*Task material*:
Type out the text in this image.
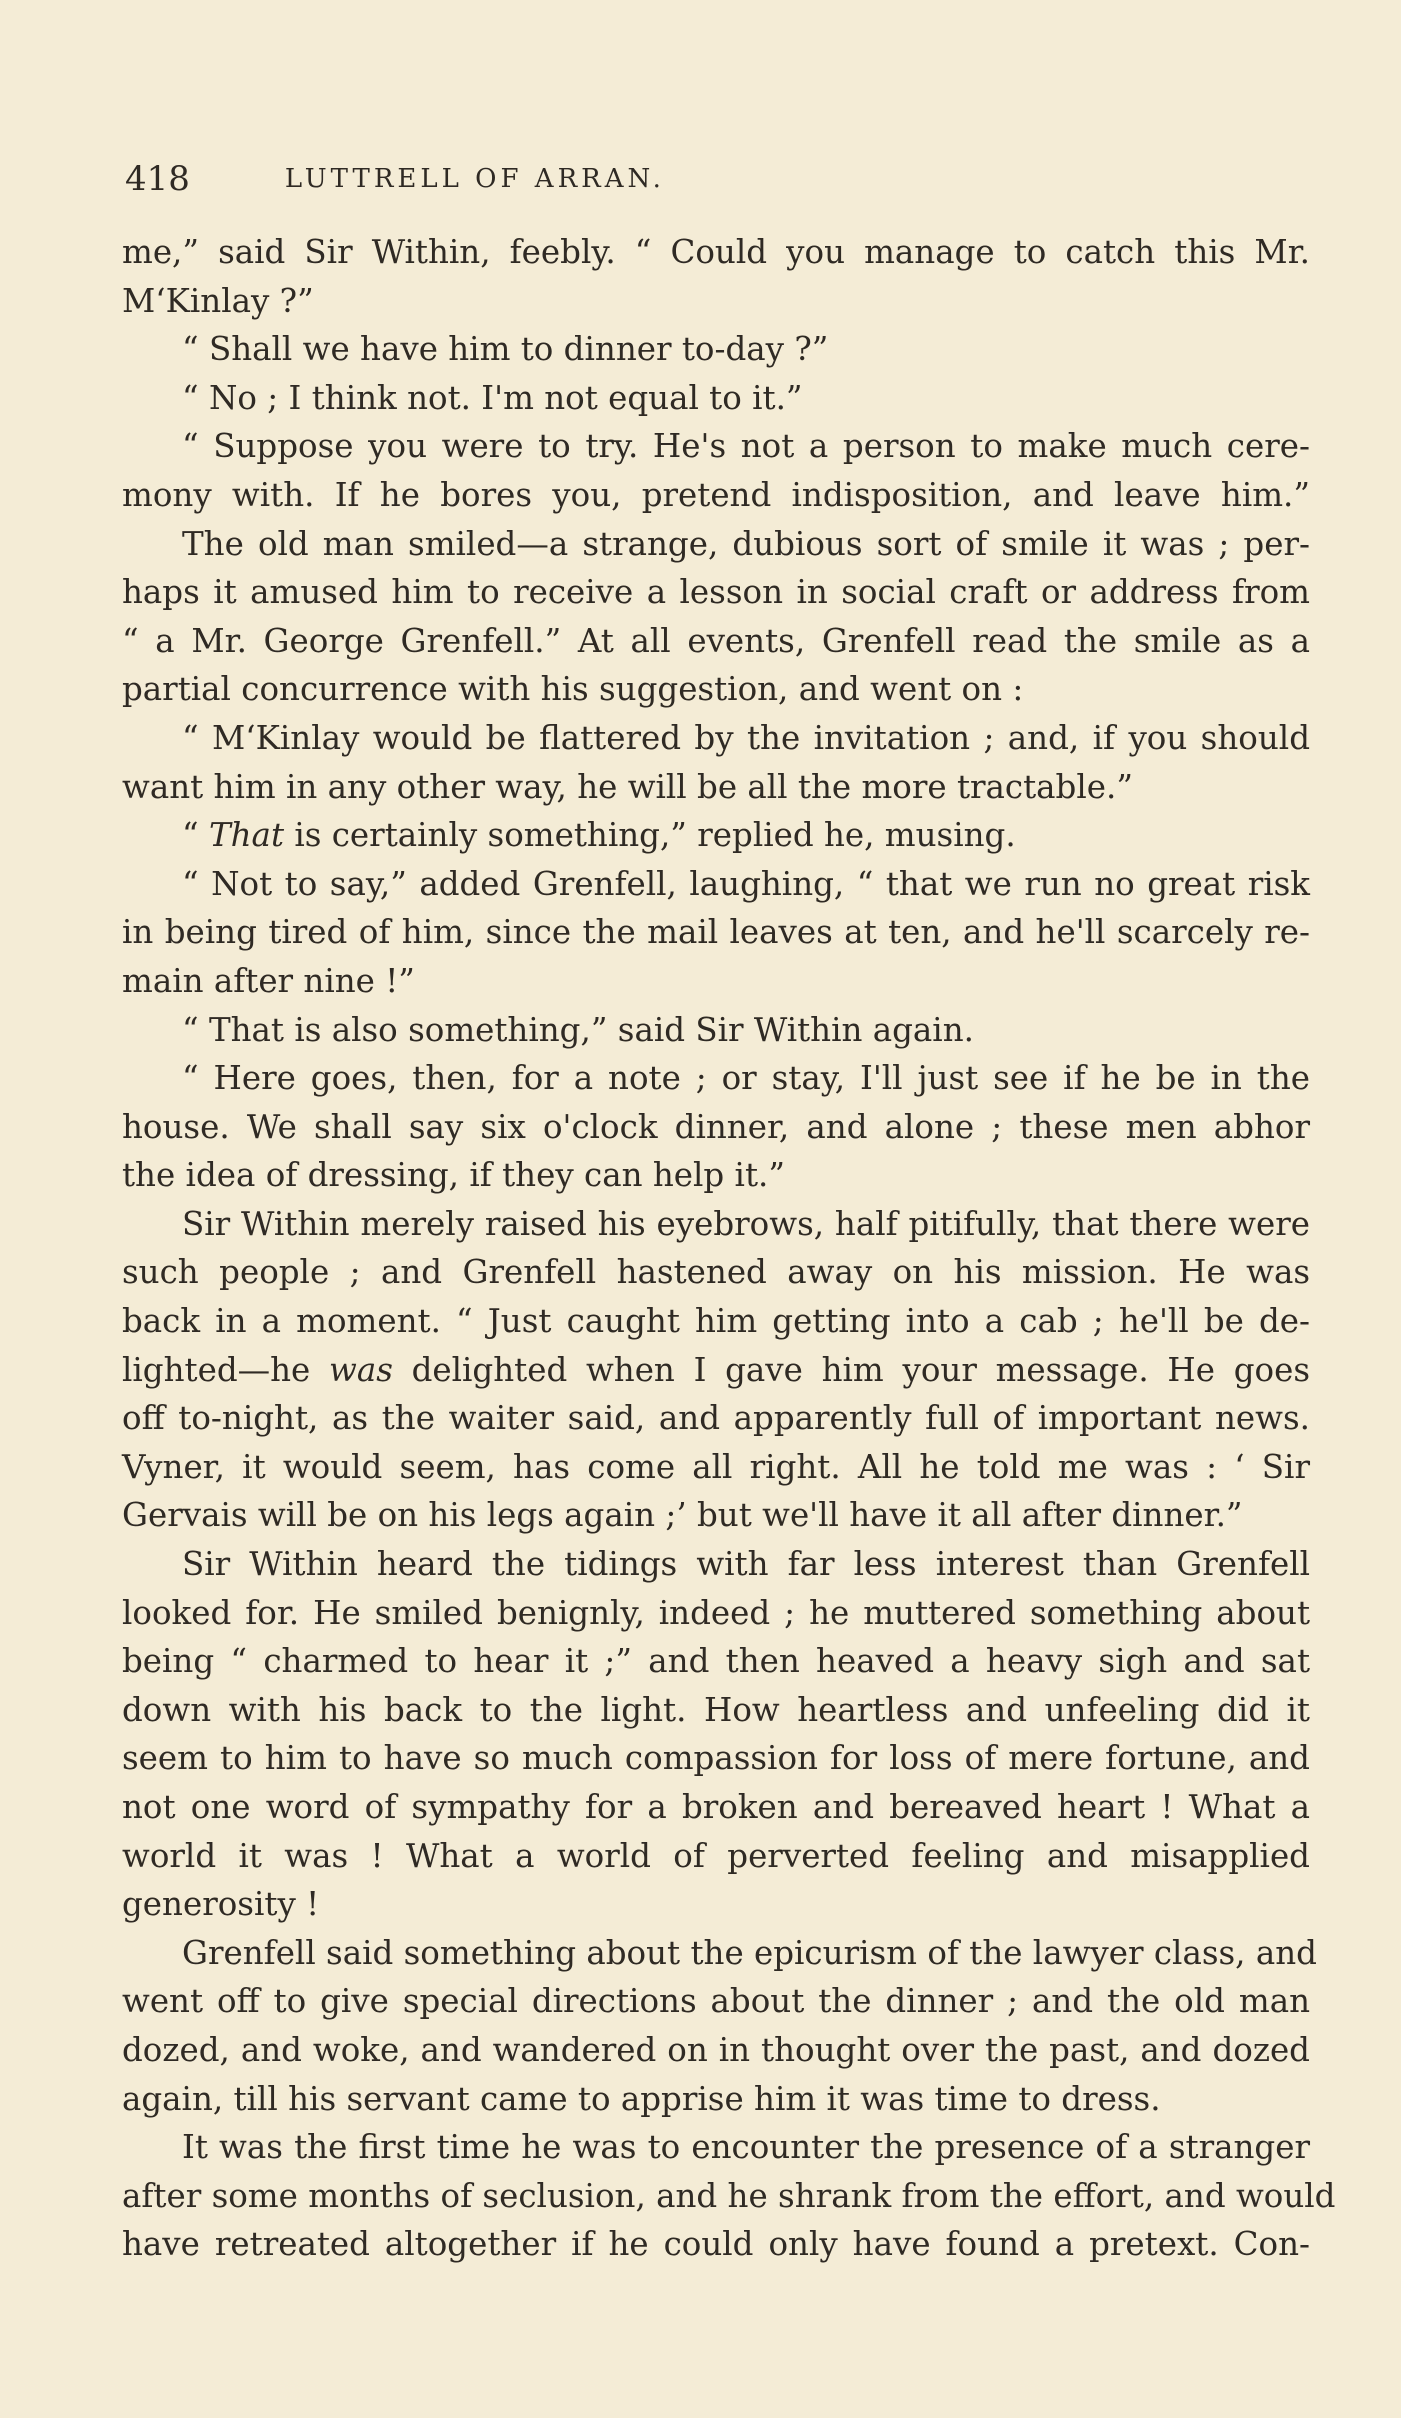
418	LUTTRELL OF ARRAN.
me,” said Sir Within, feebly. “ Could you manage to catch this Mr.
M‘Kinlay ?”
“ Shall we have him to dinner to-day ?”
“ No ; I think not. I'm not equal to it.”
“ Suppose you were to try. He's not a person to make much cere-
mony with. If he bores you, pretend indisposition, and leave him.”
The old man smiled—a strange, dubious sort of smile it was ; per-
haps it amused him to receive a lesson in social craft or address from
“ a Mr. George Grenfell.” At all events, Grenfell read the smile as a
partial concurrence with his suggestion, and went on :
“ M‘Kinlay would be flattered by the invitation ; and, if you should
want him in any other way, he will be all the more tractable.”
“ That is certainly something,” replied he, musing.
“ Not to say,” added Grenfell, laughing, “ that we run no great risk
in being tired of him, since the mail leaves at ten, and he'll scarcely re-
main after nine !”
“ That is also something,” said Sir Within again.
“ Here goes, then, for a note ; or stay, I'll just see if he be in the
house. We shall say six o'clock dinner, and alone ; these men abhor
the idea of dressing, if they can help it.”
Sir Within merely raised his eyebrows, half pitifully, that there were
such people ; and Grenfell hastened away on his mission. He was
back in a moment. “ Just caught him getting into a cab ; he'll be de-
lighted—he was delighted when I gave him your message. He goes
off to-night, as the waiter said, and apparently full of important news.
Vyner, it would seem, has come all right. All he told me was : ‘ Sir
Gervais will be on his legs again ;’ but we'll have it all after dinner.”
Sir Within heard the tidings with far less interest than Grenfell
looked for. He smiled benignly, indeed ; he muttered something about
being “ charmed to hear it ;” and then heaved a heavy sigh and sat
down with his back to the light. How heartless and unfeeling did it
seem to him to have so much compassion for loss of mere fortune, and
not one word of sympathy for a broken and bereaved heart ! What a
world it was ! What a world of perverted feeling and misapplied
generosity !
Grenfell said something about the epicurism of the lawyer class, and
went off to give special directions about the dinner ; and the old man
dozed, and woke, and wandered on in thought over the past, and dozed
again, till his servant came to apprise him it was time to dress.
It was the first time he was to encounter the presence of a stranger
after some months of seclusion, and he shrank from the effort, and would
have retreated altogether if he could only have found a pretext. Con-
* * *
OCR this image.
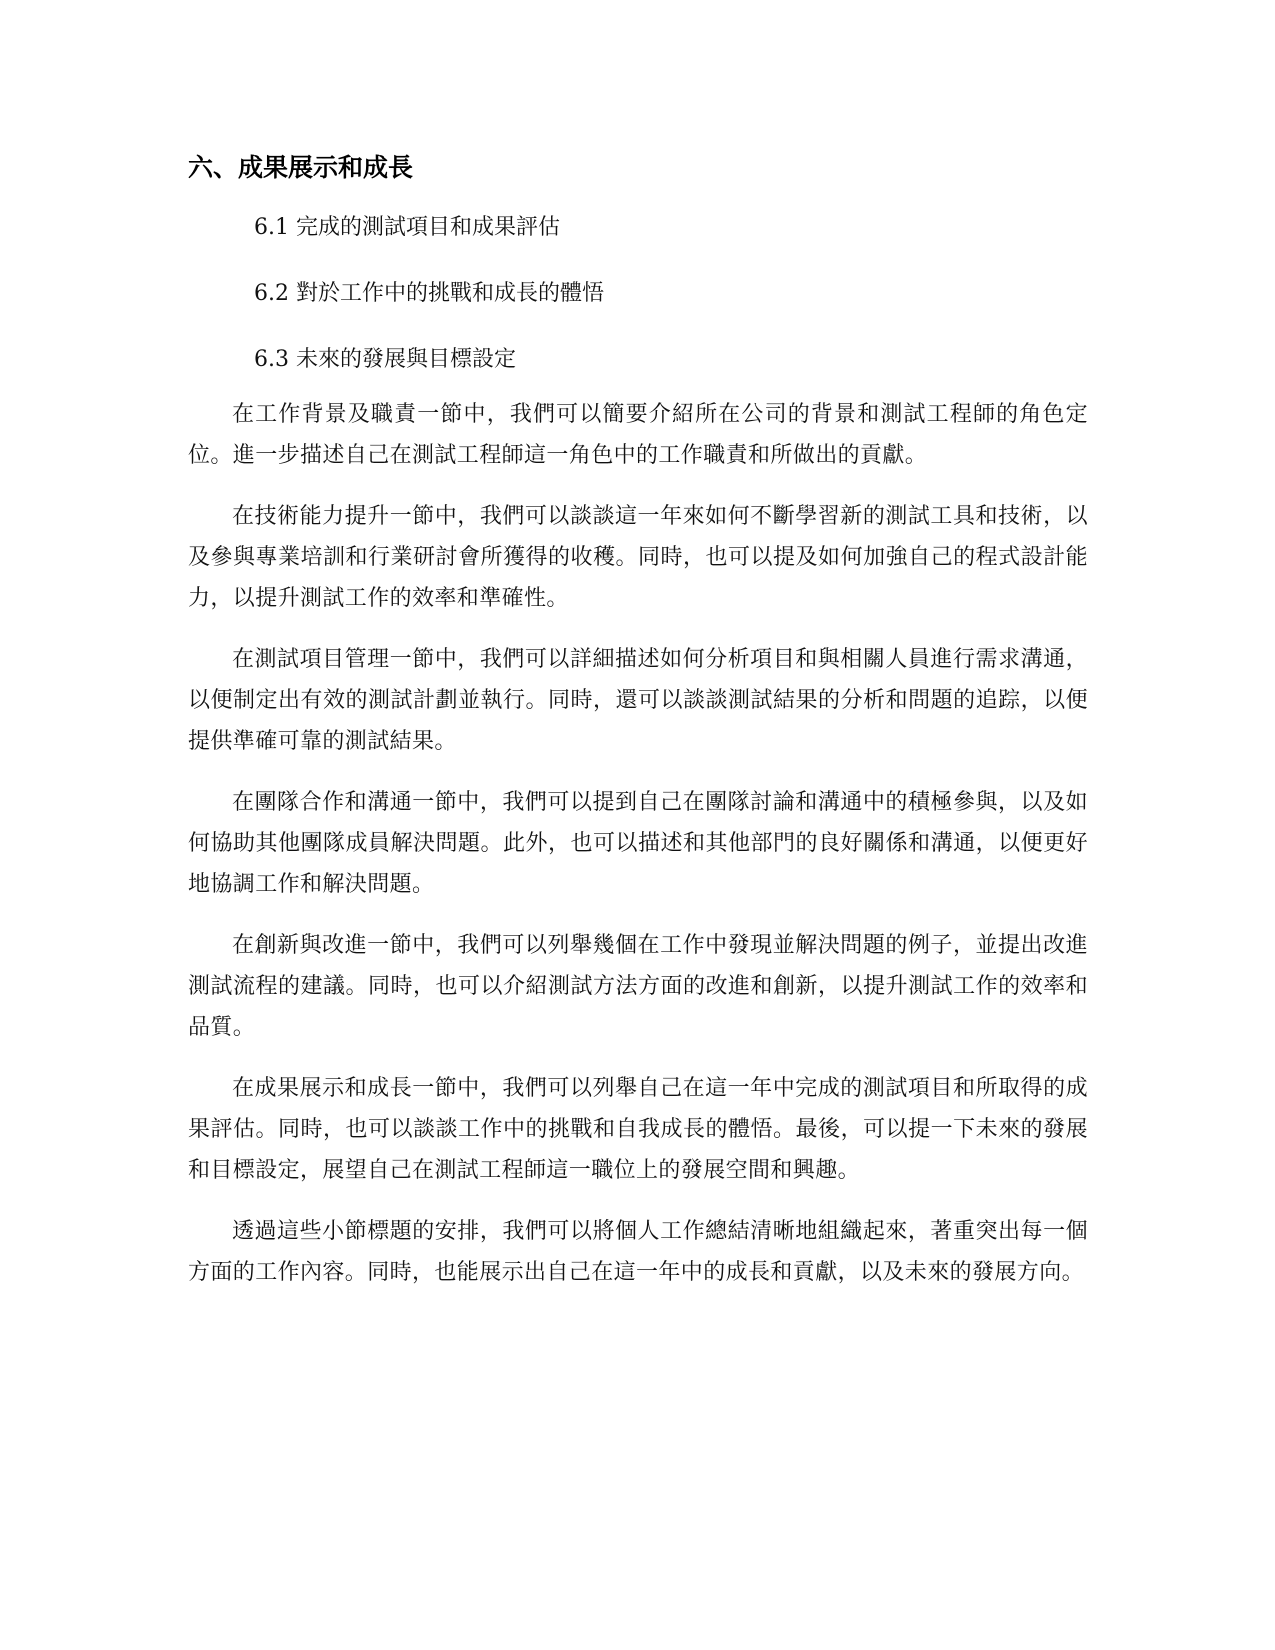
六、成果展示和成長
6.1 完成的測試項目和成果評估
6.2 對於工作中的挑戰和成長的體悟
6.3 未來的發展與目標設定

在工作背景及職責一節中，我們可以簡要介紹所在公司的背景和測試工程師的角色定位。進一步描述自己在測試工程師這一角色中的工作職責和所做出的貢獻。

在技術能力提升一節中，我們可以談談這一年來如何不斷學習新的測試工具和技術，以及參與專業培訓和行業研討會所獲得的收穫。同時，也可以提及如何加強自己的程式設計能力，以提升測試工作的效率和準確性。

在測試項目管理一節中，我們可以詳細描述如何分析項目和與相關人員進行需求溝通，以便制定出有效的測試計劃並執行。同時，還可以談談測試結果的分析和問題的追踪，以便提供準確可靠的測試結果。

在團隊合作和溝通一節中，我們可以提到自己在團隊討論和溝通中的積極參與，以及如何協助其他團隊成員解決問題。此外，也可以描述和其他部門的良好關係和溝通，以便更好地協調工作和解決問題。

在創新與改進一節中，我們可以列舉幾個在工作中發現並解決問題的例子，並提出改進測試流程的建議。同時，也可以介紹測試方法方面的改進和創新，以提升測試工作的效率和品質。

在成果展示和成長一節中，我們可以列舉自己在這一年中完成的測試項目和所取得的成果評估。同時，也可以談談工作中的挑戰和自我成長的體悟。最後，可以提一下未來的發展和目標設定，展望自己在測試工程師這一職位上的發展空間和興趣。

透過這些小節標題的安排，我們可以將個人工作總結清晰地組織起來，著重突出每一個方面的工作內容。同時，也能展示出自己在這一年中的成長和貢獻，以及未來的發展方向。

*Stated goal*:
Select every line of the records holding the string "seem".

*Correct result*:
Vyner, it would seem, has come all right. All he told me was : ‘ Sir
seem to him to have so much compassion for loss of mere fortune, and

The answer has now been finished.